+++ EXTRACTED ENTRIES

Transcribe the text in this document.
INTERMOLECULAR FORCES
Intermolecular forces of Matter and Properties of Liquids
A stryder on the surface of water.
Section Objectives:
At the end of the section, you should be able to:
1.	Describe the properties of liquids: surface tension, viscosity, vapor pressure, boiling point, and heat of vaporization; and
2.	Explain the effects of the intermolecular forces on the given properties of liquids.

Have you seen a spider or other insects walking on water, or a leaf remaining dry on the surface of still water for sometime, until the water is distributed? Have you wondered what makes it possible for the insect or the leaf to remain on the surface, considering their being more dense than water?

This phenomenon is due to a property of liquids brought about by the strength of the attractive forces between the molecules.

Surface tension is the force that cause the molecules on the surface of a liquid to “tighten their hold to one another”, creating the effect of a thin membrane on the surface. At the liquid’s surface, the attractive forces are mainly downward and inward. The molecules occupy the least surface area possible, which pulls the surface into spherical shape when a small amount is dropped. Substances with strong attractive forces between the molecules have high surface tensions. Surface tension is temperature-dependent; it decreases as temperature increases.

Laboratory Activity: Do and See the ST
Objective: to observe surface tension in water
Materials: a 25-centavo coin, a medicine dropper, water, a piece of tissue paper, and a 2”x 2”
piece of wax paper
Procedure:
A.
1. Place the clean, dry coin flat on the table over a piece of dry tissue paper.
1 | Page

++++++

Extract all lines as given.

- RIGHT ANSWER
Transcribe the text in this document.
INTERMOLECULAR FORCES
Intermolecular forces of Matter and Properties of Liquids
A stryder on the surface of water.
Section Objectives:
At the end of the section, you should be able to:
1.	Describe the properties of liquids: surface tension, viscosity, vapor pressure, boiling point, and heat of vaporization; and
2.	Explain the effects of the intermolecular forces on the given properties of liquids.

Have you seen a spider or other insects walking on water, or a leaf remaining dry on the surface of still water for sometime, until the water is distributed? Have you wondered what makes it possible for the insect or the leaf to remain on the surface, considering their being more dense than water?

This phenomenon is due to a property of liquids brought about by the strength of the attractive forces between the molecules.

Surface tension is the force that cause the molecules on the surface of a liquid to “tighten their hold to one another”, creating the effect of a thin membrane on the surface. At the liquid’s surface, the attractive forces are mainly downward and inward. The molecules occupy the least surface area possible, which pulls the surface into spherical shape when a small amount is dropped. Substances with strong attractive forces between the molecules have high surface tensions. Surface tension is temperature-dependent; it decreases as temperature increases.

Laboratory Activity: Do and See the ST
Objective: to observe surface tension in water
Materials: a 25-centavo coin, a medicine dropper, water, a piece of tissue paper, and a 2”x 2”
piece of wax paper
Procedure:
A.
1. Place the clean, dry coin flat on the table over a piece of dry tissue paper.
1 | Page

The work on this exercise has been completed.